◆ Source material:

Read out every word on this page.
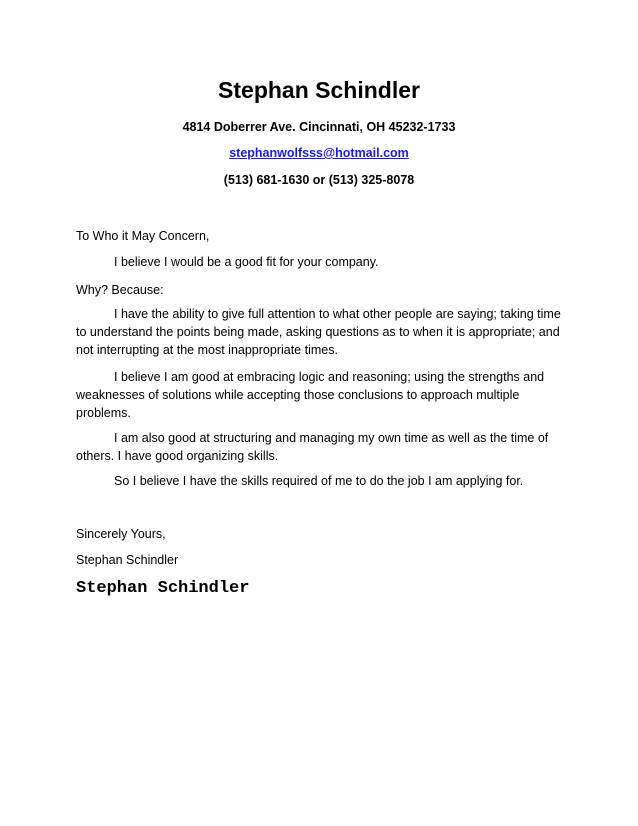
Stephan Schindler
4814 Doberrer Ave. Cincinnati, OH 45232-1733
stephanwolfsss@hotmail.com
(513) 681-1630 or (513) 325-8078
To Who it May Concern,
I believe I would be a good fit for your company.
Why? Because:
I have the ability to give full attention to what other people are saying; taking time
to understand the points being made, asking questions as to when it is appropriate; and
not interrupting at the most inappropriate times.
I believe I am good at embracing logic and reasoning; using the strengths and
weaknesses of solutions while accepting those conclusions to approach multiple
problems.
I am also good at structuring and managing my own time as well as the time of
others. I have good organizing skills.
So I believe I have the skills required of me to do the job I am applying for.
Sincerely Yours,
Stephan Schindler
Stephan Schindler
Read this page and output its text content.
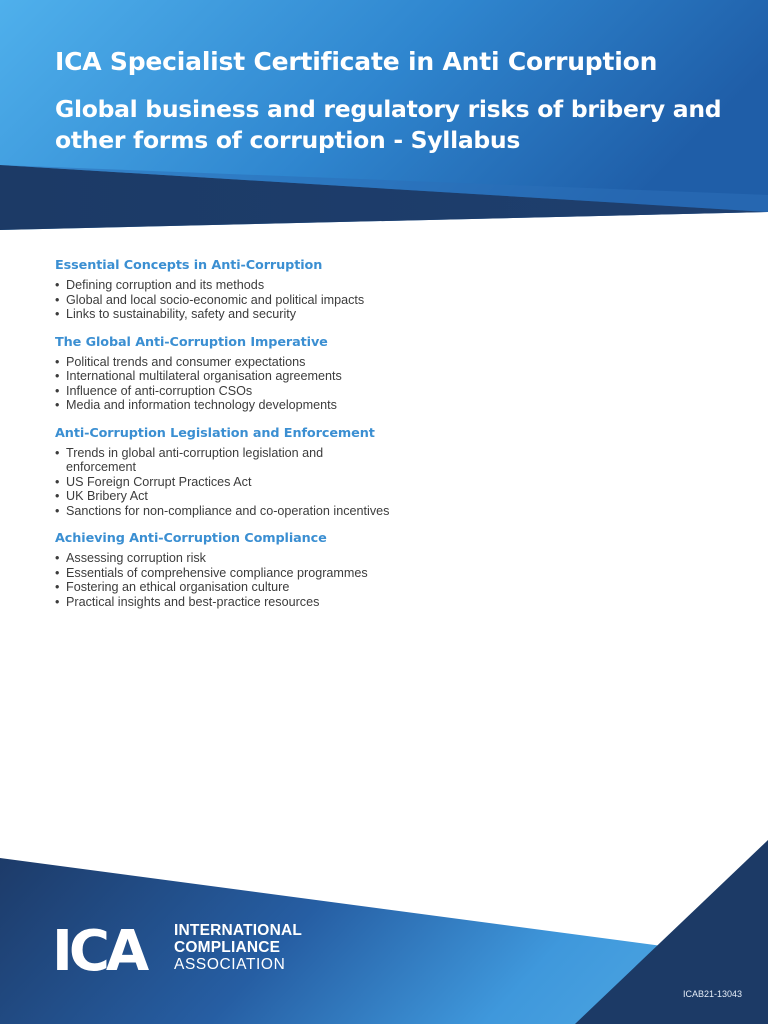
ICA Specialist Certificate in Anti Corruption
Global business and regulatory risks of bribery and other forms of corruption - Syllabus
Essential Concepts in Anti-Corruption
• Defining corruption and its methods
• Global and local socio-economic and political impacts
• Links to sustainability, safety and security
The Global Anti-Corruption Imperative
• Political trends and consumer expectations
• International multilateral organisation agreements
• Influence of anti-corruption CSOs
• Media and information technology developments
Anti-Corruption Legislation and Enforcement
• Trends in global anti-corruption legislation and enforcement
• US Foreign Corrupt Practices Act
• UK Bribery Act
• Sanctions for non-compliance and co-operation incentives
Achieving Anti-Corruption Compliance
• Assessing corruption risk
• Essentials of comprehensive compliance programmes
• Fostering an ethical organisation culture
• Practical insights and best-practice resources
ICA	INTERNATIONAL
COMPLIANCE
ASSOCIATION
ICAB21-13043
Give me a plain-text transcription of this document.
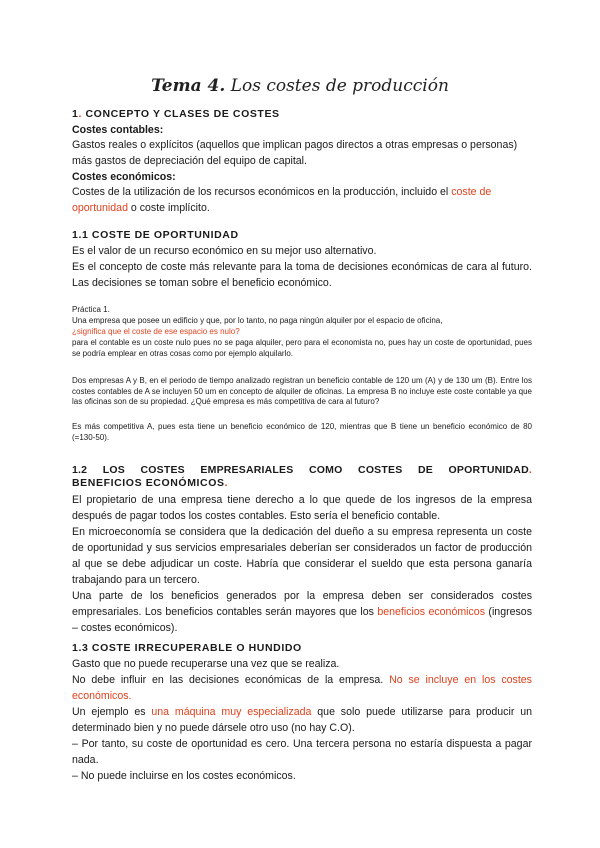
Tema 4. Los costes de producción
1. CONCEPTO Y CLASES DE COSTES
Costes contables:
Gastos reales o explícitos (aquellos que implican pagos directos a otras empresas o personas) más gastos de depreciación del equipo de capital.
Costes económicos:
Costes de la utilización de los recursos económicos en la producción, incluido el coste de oportunidad o coste implícito.
1.1 COSTE DE OPORTUNIDAD
Es el valor de un recurso económico en su mejor uso alternativo.
Es el concepto de coste más relevante para la toma de decisiones económicas de cara al futuro. Las decisiones se toman sobre el beneficio económico.
Práctica 1.
Una empresa que posee un edificio y que, por lo tanto, no paga ningún alquiler por el espacio de oficina,
¿significa que el coste de ese espacio es nulo?
para el contable es un coste nulo pues no se paga alquiler, pero para el economista no, pues hay un coste de oportunidad, pues se podría emplear en otras cosas como por ejemplo alquilarlo.
Dos empresas A y B, en el periodo de tiempo analizado registran un beneficio contable de 120 um (A) y de 130 um (B). Entre los costes contables de A se incluyen 50 um en concepto de alquiler de oficinas. La empresa B no incluye este coste contable ya que las oficinas son de su propiedad. ¿Qué empresa es más competitiva de cara al futuro?
Es más competitiva A, pues esta tiene un beneficio económico de 120, mientras que B tiene un beneficio económico de 80 (=130-50).
1.2 LOS COSTES EMPRESARIALES COMO COSTES DE OPORTUNIDAD.
BENEFICIOS ECONÓMICOS.
El propietario de una empresa tiene derecho a lo que quede de los ingresos de la empresa después de pagar todos los costes contables. Esto sería el beneficio contable.
En microeconomía se considera que la dedicación del dueño a su empresa representa un coste de oportunidad y sus servicios empresariales deberían ser considerados un factor de producción al que se debe adjudicar un coste. Habría que considerar el sueldo que esta persona ganaría trabajando para un tercero.
Una parte de los beneficios generados por la empresa deben ser considerados costes empresariales. Los beneficios contables serán mayores que los beneficios económicos (ingresos – costes económicos).
1.3 COSTE IRRECUPERABLE O HUNDIDO
Gasto que no puede recuperarse una vez que se realiza.
No debe influir en las decisiones económicas de la empresa. No se incluye en los costes económicos.
Un ejemplo es una máquina muy especializada que solo puede utilizarse para producir un determinado bien y no puede dársele otro uso (no hay C.O).
– Por tanto, su coste de oportunidad es cero. Una tercera persona no estaría dispuesta a pagar nada.
– No puede incluirse en los costes económicos.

◆ Brief:
Give the count of lines in the listing above that include "contables", with no other words.

◆ Output for this exercise:
4